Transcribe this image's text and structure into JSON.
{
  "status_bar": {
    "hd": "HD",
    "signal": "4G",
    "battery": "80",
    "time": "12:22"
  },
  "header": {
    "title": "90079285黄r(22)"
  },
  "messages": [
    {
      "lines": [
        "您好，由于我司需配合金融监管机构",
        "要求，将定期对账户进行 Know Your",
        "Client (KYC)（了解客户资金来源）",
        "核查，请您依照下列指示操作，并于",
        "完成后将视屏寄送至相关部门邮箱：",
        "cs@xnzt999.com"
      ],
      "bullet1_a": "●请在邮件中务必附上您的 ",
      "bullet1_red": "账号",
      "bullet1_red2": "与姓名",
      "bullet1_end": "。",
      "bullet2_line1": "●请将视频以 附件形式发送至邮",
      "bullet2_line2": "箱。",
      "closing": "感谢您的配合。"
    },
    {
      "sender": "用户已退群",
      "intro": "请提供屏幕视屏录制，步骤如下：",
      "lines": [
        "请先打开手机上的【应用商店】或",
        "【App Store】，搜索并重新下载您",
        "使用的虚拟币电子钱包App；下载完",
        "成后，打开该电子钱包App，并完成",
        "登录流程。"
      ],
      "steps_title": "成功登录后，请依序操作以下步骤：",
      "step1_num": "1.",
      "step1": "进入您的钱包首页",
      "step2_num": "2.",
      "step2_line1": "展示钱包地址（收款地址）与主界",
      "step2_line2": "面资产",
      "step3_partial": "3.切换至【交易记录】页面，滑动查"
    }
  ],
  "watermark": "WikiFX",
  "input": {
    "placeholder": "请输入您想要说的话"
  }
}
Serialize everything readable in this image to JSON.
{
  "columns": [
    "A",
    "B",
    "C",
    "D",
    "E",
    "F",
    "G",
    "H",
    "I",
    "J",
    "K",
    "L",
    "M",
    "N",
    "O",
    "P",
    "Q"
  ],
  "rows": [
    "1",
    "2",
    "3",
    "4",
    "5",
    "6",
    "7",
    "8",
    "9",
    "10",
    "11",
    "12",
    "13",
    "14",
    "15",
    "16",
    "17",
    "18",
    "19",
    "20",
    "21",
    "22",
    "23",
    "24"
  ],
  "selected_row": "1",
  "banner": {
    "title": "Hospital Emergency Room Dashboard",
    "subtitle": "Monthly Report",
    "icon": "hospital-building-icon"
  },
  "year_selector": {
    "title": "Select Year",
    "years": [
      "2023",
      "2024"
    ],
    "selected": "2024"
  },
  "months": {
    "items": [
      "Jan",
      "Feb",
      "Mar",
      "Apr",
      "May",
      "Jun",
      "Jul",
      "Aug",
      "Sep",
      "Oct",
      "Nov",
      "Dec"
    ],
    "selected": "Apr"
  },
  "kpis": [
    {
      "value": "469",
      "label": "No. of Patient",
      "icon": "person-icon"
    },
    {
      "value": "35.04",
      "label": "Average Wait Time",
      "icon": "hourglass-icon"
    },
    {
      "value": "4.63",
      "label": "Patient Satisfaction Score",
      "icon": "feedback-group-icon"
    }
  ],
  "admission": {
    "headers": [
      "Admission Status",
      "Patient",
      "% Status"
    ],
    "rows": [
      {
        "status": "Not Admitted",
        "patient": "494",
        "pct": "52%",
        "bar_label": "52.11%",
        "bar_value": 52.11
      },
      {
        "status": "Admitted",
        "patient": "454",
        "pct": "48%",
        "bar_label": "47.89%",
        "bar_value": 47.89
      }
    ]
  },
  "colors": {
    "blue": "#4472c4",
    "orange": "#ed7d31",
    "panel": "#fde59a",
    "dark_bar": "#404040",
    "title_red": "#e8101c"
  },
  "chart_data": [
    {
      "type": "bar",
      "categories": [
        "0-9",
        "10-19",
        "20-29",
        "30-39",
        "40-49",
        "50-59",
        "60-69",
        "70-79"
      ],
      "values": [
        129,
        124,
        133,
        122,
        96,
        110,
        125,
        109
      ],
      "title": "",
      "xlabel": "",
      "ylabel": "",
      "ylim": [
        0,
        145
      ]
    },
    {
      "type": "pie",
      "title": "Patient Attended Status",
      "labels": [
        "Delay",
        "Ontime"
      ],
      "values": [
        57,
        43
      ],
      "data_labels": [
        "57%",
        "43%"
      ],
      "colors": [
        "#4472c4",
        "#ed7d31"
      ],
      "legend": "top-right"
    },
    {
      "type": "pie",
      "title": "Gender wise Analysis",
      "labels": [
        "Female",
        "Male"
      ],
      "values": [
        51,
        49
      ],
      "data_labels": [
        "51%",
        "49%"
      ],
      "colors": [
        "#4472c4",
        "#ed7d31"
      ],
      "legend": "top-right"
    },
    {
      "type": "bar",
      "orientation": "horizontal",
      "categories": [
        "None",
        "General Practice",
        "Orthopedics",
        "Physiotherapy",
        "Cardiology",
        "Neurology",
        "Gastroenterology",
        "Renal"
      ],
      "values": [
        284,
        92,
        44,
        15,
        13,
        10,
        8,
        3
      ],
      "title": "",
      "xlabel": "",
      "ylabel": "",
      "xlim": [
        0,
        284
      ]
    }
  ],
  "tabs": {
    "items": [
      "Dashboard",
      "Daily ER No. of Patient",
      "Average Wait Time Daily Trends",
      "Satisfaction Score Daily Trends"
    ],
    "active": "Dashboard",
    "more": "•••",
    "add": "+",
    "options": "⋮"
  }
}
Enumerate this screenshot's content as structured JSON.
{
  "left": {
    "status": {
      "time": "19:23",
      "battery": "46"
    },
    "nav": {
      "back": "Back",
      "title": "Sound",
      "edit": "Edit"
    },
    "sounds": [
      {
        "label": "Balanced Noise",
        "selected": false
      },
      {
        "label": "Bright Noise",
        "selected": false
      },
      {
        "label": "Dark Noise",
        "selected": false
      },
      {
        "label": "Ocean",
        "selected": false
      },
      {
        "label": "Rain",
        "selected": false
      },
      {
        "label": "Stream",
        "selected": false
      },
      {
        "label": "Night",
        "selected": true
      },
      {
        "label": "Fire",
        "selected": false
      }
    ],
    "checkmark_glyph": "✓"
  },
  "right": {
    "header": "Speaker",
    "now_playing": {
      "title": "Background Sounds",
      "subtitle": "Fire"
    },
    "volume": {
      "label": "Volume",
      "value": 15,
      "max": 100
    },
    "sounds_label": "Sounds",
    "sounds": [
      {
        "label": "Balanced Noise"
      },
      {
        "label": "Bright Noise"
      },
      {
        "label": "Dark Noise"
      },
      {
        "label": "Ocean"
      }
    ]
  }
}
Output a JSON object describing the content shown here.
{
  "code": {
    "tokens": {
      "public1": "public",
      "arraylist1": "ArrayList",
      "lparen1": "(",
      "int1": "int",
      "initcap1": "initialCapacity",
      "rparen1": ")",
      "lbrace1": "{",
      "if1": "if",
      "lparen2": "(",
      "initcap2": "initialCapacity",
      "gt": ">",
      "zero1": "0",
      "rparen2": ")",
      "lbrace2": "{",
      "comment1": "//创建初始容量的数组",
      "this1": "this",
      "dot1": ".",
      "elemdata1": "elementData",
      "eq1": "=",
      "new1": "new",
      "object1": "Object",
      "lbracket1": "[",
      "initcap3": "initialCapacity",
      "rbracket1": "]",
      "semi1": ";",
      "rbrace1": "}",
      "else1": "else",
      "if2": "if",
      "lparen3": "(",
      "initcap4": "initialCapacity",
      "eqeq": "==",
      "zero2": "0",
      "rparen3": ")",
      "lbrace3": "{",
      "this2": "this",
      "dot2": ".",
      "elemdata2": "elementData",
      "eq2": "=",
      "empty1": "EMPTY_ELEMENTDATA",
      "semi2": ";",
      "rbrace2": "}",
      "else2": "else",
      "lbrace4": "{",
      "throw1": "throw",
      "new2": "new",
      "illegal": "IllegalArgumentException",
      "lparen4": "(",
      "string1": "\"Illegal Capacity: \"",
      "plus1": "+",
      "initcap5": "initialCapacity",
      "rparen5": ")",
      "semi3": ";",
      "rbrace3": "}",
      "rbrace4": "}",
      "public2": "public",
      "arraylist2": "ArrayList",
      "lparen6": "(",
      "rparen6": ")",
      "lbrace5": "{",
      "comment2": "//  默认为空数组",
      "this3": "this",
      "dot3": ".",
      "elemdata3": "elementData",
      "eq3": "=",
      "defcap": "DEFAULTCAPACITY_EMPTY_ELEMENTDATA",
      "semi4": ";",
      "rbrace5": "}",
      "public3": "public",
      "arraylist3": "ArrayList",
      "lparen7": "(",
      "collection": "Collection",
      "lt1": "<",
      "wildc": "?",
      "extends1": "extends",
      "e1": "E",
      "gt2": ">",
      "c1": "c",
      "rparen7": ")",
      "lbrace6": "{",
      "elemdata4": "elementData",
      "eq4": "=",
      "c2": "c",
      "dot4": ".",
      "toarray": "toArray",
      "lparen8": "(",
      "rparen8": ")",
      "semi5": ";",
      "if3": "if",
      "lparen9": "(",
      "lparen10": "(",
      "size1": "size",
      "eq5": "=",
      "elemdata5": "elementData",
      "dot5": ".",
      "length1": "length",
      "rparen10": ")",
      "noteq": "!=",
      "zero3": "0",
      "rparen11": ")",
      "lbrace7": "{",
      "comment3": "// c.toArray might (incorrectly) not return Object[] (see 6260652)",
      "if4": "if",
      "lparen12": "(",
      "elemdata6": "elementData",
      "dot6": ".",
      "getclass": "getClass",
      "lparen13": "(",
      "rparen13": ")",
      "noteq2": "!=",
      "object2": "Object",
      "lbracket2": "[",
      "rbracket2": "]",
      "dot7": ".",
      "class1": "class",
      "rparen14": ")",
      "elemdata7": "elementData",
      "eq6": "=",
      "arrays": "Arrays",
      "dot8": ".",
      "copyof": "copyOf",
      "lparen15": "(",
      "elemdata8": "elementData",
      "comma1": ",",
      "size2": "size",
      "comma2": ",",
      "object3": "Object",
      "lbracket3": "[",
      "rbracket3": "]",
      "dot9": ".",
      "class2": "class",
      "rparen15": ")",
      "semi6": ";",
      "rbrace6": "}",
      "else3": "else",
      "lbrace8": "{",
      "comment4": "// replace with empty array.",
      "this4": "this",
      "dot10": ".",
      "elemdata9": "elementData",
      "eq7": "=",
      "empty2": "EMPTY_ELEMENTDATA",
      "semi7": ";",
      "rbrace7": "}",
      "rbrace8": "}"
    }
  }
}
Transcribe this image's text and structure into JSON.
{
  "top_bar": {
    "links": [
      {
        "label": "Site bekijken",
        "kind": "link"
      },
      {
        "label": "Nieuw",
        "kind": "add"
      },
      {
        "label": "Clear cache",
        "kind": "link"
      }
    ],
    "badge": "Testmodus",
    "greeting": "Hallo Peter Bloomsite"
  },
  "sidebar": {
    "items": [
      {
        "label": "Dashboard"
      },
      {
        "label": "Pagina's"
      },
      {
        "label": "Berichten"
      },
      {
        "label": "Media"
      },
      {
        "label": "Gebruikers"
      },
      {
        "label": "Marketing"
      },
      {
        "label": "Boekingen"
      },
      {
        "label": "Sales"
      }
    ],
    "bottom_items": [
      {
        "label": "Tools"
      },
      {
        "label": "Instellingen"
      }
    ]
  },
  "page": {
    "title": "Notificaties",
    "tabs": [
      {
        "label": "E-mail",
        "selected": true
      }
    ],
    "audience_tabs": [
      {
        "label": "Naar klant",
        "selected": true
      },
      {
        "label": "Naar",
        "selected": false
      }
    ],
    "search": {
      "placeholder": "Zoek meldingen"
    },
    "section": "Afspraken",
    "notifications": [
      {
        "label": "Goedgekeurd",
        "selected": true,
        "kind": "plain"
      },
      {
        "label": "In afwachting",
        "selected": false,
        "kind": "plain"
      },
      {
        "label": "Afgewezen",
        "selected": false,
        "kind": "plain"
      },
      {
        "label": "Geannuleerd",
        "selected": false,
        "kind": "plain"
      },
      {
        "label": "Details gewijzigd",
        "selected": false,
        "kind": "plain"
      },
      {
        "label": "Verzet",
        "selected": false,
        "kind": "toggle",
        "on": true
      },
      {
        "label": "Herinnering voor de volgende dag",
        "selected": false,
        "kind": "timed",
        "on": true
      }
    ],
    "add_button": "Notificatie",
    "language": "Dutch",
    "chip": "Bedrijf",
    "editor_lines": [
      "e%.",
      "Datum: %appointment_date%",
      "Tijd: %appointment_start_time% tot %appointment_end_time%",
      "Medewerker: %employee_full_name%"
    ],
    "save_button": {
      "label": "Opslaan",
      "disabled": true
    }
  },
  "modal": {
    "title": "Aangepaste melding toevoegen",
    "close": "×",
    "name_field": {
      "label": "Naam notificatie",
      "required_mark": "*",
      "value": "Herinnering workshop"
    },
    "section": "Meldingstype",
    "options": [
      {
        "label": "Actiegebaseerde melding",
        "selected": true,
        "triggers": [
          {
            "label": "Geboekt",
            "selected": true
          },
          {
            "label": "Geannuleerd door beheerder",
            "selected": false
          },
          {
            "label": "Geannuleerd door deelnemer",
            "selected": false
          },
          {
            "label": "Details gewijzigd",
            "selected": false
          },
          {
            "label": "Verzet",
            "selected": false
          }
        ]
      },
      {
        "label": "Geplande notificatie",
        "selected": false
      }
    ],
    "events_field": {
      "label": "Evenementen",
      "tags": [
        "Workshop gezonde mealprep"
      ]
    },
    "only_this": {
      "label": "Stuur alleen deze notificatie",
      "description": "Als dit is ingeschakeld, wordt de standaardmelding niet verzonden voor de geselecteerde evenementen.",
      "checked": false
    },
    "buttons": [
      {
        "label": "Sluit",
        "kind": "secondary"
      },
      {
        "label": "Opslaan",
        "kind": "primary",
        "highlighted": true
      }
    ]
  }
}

________________

The task:
Count the lines in which the string "toArray" appears, then report only that figure.

Answer to this exercise:
2